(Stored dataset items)
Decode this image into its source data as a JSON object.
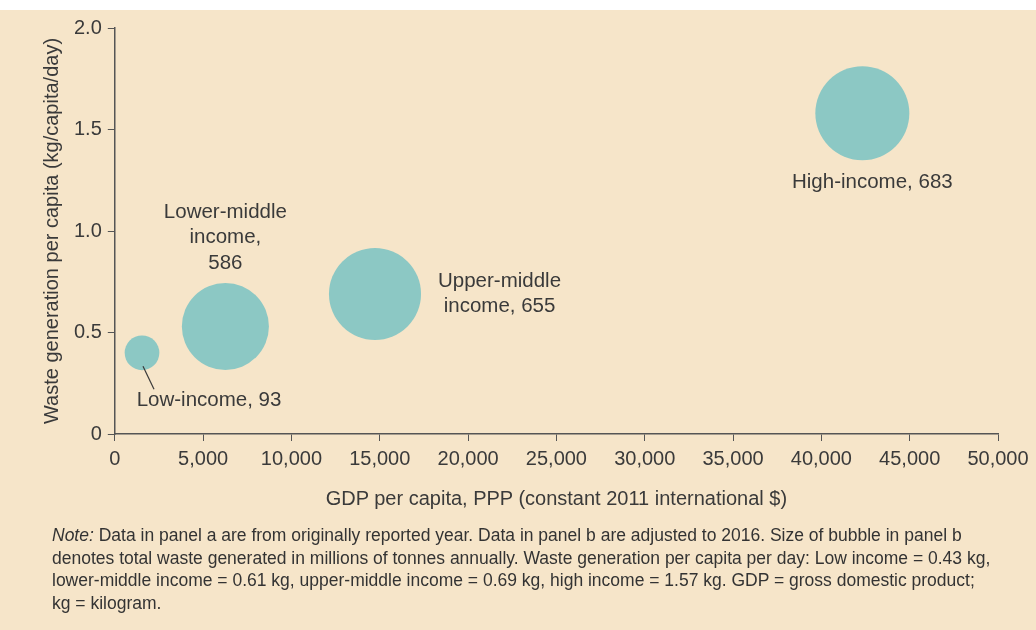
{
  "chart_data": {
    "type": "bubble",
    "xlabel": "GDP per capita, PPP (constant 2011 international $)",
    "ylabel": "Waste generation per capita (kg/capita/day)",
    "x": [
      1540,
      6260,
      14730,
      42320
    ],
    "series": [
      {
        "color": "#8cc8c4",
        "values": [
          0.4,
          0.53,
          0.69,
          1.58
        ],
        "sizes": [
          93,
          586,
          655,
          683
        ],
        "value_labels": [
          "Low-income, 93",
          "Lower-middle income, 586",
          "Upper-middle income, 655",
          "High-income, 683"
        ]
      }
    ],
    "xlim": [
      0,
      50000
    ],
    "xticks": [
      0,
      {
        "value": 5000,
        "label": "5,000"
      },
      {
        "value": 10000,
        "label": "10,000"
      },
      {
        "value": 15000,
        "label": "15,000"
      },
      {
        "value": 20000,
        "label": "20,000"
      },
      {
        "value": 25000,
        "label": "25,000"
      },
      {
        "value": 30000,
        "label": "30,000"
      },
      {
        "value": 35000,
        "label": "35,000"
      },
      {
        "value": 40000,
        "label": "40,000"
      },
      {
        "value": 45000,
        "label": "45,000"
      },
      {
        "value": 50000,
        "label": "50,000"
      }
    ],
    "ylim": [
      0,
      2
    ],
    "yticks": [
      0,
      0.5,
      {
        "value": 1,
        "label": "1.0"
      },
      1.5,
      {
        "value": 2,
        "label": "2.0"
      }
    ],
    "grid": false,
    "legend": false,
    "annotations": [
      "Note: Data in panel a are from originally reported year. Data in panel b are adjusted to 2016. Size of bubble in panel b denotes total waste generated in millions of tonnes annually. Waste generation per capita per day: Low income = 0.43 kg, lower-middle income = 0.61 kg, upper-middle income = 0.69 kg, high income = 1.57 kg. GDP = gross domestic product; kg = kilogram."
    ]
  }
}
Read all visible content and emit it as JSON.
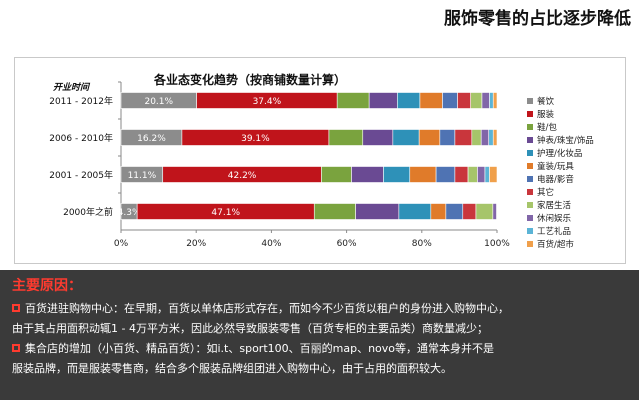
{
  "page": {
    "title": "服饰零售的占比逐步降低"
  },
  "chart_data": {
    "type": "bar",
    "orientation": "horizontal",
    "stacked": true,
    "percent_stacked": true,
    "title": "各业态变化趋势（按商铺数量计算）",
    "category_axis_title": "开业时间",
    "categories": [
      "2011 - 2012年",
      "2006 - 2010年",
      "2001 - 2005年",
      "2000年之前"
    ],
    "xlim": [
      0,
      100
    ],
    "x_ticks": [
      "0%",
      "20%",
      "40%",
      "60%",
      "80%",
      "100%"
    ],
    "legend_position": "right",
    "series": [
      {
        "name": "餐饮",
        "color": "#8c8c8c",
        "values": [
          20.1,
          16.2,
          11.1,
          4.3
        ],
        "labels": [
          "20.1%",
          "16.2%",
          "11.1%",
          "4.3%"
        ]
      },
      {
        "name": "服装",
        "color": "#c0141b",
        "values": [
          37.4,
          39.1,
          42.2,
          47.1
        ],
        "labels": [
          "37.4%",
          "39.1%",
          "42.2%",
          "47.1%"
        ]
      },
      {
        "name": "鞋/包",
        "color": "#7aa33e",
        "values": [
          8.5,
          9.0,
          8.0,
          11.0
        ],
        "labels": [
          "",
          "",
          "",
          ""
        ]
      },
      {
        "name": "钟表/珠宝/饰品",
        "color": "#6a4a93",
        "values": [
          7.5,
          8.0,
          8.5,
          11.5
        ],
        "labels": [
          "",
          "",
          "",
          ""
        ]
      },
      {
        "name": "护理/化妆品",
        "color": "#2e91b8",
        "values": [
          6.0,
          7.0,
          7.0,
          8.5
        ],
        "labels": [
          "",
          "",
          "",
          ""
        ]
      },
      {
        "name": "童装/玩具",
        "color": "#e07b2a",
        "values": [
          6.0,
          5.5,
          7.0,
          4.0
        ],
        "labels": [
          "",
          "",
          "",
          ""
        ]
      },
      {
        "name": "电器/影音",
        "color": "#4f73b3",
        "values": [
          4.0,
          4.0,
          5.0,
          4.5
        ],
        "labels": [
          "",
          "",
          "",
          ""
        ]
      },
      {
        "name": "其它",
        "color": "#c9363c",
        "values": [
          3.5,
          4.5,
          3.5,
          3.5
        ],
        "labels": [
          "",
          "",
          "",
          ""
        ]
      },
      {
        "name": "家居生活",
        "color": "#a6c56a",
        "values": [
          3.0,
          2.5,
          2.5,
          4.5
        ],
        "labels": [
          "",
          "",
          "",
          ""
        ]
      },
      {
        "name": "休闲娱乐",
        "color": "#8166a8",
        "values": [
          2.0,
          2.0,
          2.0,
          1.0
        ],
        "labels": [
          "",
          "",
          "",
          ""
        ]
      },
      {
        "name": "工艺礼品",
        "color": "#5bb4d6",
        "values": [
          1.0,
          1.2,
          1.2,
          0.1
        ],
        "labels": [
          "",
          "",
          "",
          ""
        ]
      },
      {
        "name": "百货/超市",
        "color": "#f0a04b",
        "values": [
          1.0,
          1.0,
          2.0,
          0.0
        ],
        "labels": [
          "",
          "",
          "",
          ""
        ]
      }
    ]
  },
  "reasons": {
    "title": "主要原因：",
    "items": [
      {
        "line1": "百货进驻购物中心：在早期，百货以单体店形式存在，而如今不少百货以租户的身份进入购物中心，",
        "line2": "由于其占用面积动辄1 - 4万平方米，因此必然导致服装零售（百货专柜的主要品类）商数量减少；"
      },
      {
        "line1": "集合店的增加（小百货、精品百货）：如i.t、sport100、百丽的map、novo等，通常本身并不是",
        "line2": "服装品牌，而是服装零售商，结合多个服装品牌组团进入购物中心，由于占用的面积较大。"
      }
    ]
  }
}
...
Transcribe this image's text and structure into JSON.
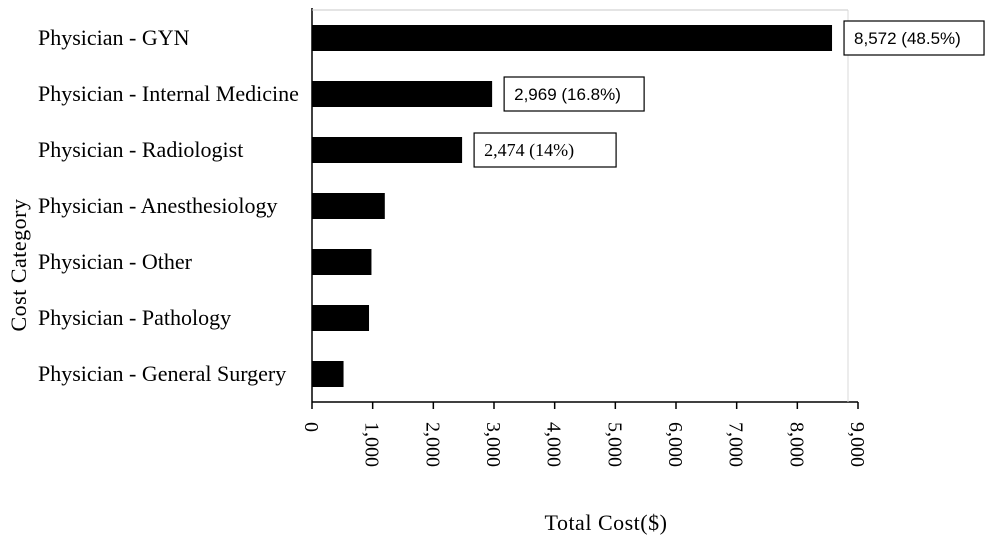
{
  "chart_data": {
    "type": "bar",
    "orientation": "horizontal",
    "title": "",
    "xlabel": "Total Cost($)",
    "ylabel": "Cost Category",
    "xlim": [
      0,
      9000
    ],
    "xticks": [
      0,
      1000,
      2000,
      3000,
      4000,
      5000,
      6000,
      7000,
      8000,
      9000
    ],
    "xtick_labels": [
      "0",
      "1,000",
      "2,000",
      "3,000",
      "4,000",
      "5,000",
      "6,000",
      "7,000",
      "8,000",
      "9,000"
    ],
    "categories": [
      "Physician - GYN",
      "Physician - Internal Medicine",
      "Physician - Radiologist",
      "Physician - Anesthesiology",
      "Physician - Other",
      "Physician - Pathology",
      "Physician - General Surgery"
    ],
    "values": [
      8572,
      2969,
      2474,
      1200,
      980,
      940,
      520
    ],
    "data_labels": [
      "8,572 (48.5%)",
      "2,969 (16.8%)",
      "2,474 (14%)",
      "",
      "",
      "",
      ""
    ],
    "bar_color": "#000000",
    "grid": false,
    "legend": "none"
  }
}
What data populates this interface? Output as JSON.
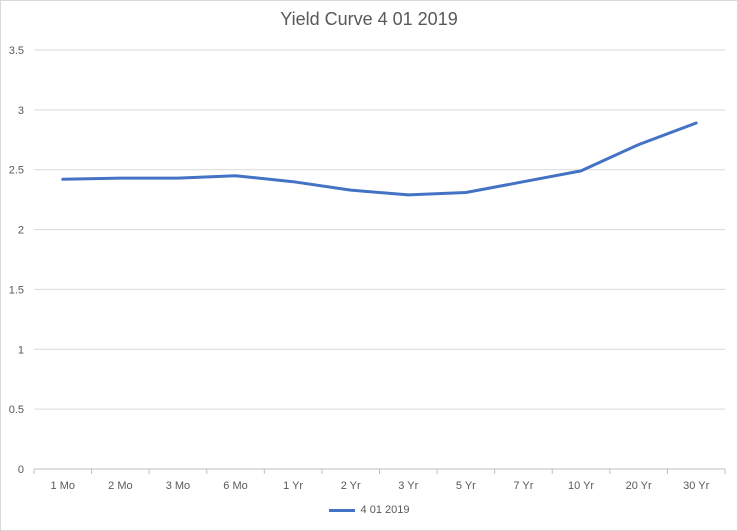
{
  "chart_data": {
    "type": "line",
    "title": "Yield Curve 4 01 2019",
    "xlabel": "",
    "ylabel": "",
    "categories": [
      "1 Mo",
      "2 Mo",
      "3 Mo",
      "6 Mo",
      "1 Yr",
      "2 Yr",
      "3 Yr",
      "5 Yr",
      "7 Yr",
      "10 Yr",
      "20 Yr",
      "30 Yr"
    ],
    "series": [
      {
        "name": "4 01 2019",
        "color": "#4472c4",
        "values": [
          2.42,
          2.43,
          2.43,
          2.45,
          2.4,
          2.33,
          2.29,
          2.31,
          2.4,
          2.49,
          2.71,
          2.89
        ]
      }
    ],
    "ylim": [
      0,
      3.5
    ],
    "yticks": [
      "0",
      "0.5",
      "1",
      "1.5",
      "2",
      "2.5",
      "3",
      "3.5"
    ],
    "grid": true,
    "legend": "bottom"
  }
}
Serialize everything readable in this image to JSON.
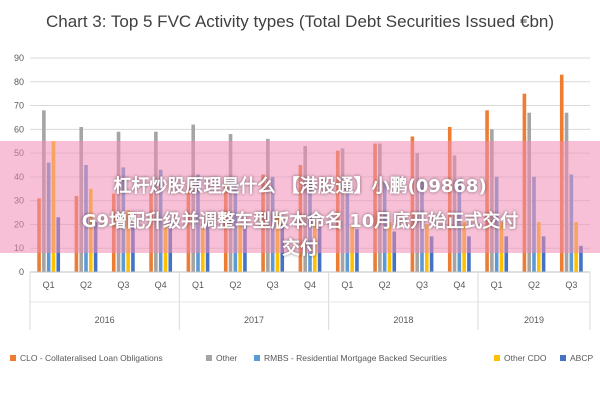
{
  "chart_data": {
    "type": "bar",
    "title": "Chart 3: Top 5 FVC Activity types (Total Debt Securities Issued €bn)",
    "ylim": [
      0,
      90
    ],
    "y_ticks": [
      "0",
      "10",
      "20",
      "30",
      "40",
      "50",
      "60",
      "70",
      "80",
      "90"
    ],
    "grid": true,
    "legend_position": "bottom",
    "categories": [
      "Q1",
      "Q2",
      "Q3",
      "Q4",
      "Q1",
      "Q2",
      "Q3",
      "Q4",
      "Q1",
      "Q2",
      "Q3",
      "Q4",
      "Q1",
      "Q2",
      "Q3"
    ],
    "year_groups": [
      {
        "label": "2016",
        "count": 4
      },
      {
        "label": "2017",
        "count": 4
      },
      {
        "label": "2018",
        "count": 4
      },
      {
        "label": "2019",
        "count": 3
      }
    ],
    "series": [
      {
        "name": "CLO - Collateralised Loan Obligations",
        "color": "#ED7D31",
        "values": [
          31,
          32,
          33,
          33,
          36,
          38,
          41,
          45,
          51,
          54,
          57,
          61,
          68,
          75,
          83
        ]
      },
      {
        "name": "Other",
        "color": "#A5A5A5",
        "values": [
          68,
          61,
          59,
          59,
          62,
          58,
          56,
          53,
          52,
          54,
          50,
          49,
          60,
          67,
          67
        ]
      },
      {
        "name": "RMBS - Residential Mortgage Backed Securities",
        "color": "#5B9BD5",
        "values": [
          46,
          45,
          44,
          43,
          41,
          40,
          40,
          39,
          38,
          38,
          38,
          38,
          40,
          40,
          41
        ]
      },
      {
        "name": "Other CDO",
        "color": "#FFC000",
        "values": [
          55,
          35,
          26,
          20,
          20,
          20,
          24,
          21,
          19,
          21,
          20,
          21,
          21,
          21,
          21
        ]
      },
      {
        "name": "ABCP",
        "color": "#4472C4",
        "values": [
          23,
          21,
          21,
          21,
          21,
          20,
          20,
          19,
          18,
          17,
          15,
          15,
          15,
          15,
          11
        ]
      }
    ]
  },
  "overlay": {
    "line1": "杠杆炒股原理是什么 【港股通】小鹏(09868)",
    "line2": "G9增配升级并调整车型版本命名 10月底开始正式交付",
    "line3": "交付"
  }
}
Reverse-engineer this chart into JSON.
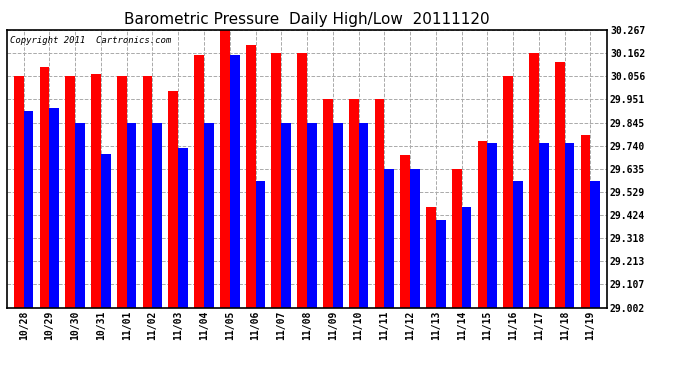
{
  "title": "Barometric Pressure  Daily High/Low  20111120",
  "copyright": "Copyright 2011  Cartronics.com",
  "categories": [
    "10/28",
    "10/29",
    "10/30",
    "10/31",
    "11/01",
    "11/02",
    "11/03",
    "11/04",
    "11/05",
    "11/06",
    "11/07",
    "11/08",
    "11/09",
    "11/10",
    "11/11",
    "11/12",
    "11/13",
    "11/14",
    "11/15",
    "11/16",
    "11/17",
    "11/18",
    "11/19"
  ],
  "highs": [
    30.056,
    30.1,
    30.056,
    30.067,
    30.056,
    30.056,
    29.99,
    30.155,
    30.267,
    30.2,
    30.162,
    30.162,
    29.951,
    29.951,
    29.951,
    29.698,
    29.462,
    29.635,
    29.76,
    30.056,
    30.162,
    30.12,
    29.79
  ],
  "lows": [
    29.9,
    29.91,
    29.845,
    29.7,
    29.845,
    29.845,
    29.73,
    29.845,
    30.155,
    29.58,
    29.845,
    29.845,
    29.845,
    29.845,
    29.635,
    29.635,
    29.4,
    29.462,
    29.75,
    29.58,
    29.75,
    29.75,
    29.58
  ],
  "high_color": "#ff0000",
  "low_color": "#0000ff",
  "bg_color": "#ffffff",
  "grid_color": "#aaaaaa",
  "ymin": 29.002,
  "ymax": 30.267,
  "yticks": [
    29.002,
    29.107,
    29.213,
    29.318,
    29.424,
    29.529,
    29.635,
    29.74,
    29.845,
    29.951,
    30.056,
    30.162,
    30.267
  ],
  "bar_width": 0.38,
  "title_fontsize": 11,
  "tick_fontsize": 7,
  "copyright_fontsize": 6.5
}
==
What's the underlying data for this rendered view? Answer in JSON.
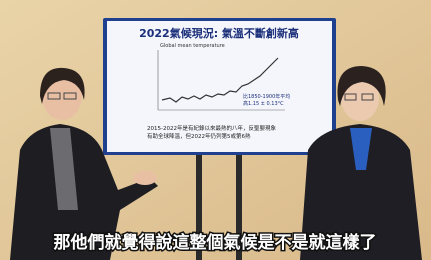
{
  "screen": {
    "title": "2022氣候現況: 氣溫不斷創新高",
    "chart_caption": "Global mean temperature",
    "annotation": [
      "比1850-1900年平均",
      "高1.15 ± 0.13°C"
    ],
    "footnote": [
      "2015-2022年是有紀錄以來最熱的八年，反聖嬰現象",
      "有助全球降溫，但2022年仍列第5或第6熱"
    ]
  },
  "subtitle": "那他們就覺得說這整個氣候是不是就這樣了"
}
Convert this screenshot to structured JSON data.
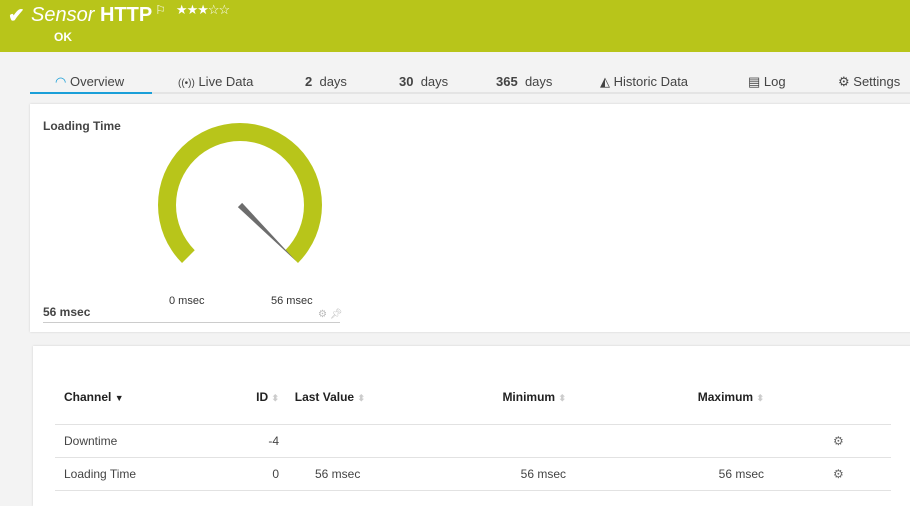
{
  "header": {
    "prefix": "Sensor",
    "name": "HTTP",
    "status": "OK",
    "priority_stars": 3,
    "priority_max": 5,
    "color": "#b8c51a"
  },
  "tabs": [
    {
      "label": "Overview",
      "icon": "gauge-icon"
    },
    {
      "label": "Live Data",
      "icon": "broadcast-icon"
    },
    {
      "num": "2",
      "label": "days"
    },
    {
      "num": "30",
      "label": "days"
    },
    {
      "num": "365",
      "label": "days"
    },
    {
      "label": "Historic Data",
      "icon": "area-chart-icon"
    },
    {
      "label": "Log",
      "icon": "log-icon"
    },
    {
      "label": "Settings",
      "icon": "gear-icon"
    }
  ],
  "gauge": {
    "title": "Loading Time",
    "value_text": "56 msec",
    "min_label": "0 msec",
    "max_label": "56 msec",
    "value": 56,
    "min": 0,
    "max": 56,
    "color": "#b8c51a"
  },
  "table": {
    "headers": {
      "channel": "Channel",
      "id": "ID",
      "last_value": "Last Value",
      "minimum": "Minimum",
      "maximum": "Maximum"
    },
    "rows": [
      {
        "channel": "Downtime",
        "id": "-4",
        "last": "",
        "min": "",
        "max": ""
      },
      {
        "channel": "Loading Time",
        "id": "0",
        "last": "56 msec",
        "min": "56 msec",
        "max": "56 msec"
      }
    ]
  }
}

■ **Exercise objective**: Go through the listing above and return every line where the word "Loading" occurs.

■ **Exercise output**:
    "title": "Loading Time",
        "channel": "Loading Time",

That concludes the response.